=== SOLICITUD ===
Transcribe sin ningún cambio todas las líneas de los registros que aparecen a continuación.

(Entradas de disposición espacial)

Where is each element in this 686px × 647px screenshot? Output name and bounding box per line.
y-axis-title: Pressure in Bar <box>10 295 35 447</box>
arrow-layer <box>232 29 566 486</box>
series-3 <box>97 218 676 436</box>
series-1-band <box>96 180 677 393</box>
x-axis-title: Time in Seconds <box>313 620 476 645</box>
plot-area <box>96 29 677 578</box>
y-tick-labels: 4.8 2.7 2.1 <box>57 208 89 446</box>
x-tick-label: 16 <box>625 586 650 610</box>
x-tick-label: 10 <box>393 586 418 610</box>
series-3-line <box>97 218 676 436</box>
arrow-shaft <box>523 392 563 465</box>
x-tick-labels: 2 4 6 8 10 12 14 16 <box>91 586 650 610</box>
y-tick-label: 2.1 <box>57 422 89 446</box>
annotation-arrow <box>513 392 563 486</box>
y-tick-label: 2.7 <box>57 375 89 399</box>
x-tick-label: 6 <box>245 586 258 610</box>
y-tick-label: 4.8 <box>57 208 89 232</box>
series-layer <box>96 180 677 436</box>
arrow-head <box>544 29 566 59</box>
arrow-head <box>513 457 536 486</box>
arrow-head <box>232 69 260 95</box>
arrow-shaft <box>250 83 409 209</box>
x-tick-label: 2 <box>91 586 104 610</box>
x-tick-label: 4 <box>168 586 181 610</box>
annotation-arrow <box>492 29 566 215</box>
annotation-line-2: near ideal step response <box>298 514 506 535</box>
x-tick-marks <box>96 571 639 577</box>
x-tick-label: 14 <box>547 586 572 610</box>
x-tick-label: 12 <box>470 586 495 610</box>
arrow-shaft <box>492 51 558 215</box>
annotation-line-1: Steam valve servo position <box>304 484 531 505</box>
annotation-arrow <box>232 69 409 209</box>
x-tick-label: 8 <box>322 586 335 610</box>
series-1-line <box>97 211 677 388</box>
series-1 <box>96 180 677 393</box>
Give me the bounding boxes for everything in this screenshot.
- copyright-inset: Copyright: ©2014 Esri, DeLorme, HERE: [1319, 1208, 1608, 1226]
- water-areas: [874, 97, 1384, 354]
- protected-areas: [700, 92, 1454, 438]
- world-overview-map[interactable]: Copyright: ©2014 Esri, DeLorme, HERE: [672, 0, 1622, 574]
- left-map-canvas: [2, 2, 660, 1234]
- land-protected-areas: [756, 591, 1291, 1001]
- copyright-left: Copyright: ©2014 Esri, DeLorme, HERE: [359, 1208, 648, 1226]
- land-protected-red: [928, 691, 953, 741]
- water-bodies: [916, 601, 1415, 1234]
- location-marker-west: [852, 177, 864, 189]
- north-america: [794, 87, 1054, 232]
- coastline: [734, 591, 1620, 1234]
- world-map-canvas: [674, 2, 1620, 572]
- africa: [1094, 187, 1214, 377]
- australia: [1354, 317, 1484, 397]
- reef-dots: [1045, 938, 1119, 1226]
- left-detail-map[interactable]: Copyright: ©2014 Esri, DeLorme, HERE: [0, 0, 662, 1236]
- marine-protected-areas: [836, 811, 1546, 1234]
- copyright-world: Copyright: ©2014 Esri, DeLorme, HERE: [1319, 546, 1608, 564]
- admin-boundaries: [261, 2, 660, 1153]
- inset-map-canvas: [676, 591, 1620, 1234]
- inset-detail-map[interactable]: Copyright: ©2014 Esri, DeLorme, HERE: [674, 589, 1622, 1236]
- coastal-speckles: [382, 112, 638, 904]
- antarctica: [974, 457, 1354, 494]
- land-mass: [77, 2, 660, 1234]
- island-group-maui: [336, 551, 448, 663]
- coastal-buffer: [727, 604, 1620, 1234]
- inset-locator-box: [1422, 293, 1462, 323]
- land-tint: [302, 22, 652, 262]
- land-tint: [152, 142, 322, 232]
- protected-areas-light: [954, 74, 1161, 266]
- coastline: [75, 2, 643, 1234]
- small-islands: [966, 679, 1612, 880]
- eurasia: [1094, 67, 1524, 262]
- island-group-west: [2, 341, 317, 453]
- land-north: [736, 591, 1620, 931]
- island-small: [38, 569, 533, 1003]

=== RESPUESTA A LA TAREA ===
Where is each element in this 686px × 647px screenshot? Output name and bounding box per line.
y-axis-title: Pressure in Bar <box>10 295 35 447</box>
arrow-layer <box>232 29 566 486</box>
series-3 <box>97 218 676 436</box>
series-1-band <box>96 180 677 393</box>
x-axis-title: Time in Seconds <box>313 620 476 645</box>
plot-area <box>96 29 677 578</box>
y-tick-labels: 4.8 2.7 2.1 <box>57 208 89 446</box>
x-tick-label: 16 <box>625 586 650 610</box>
x-tick-label: 10 <box>393 586 418 610</box>
series-3-line <box>97 218 676 436</box>
arrow-shaft <box>523 392 563 465</box>
x-tick-labels: 2 4 6 8 10 12 14 16 <box>91 586 650 610</box>
y-tick-label: 2.1 <box>57 422 89 446</box>
annotation-arrow <box>513 392 563 486</box>
y-tick-label: 2.7 <box>57 375 89 399</box>
x-tick-label: 6 <box>245 586 258 610</box>
y-tick-label: 4.8 <box>57 208 89 232</box>
series-layer <box>96 180 677 436</box>
arrow-head <box>544 29 566 59</box>
arrow-head <box>513 457 536 486</box>
arrow-head <box>232 69 260 95</box>
arrow-shaft <box>250 83 409 209</box>
x-tick-label: 2 <box>91 586 104 610</box>
x-tick-label: 4 <box>168 586 181 610</box>
annotation-arrow <box>492 29 566 215</box>
annotation-line-2: near ideal step response <box>298 514 506 535</box>
x-tick-marks <box>96 571 639 577</box>
x-tick-label: 14 <box>547 586 572 610</box>
x-tick-label: 12 <box>470 586 495 610</box>
arrow-shaft <box>492 51 558 215</box>
annotation-line-1: Steam valve servo position <box>304 484 531 505</box>
annotation-arrow <box>232 69 409 209</box>
x-tick-label: 8 <box>322 586 335 610</box>
series-1-line <box>97 211 677 388</box>
series-1 <box>96 180 677 393</box>
Give me the bounding boxes for everything in this screenshot.
- copyright-inset: Copyright: ©2014 Esri, DeLorme, HERE: [1319, 1208, 1608, 1226]
- water-areas: [874, 97, 1384, 354]
- protected-areas: [700, 92, 1454, 438]
- world-overview-map[interactable]: Copyright: ©2014 Esri, DeLorme, HERE: [672, 0, 1622, 574]
- left-map-canvas: [2, 2, 660, 1234]
- land-protected-areas: [756, 591, 1291, 1001]
- copyright-left: Copyright: ©2014 Esri, DeLorme, HERE: [359, 1208, 648, 1226]
- land-protected-red: [928, 691, 953, 741]
- water-bodies: [916, 601, 1415, 1234]
- location-marker-west: [852, 177, 864, 189]
- north-america: [794, 87, 1054, 232]
- coastline: [734, 591, 1620, 1234]
- world-map-canvas: [674, 2, 1620, 572]
- africa: [1094, 187, 1214, 377]
- australia: [1354, 317, 1484, 397]
- reef-dots: [1045, 938, 1119, 1226]
- left-detail-map[interactable]: Copyright: ©2014 Esri, DeLorme, HERE: [0, 0, 662, 1236]
- marine-protected-areas: [836, 811, 1546, 1234]
- copyright-world: Copyright: ©2014 Esri, DeLorme, HERE: [1319, 546, 1608, 564]
- admin-boundaries: [261, 2, 660, 1153]
- inset-map-canvas: [676, 591, 1620, 1234]
- inset-detail-map[interactable]: Copyright: ©2014 Esri, DeLorme, HERE: [674, 589, 1622, 1236]
- coastal-speckles: [382, 112, 638, 904]
- antarctica: [974, 457, 1354, 494]
- land-mass: [77, 2, 660, 1234]
- island-group-maui: [336, 551, 448, 663]
- coastal-buffer: [727, 604, 1620, 1234]
- inset-locator-box: [1422, 293, 1462, 323]
- land-tint: [302, 22, 652, 262]
- land-tint: [152, 142, 322, 232]
- protected-areas-light: [954, 74, 1161, 266]
- coastline: [75, 2, 643, 1234]
- small-islands: [966, 679, 1612, 880]
- eurasia: [1094, 67, 1524, 262]
- island-group-west: [2, 341, 317, 453]
- land-north: [736, 591, 1620, 931]
- island-small: [38, 569, 533, 1003]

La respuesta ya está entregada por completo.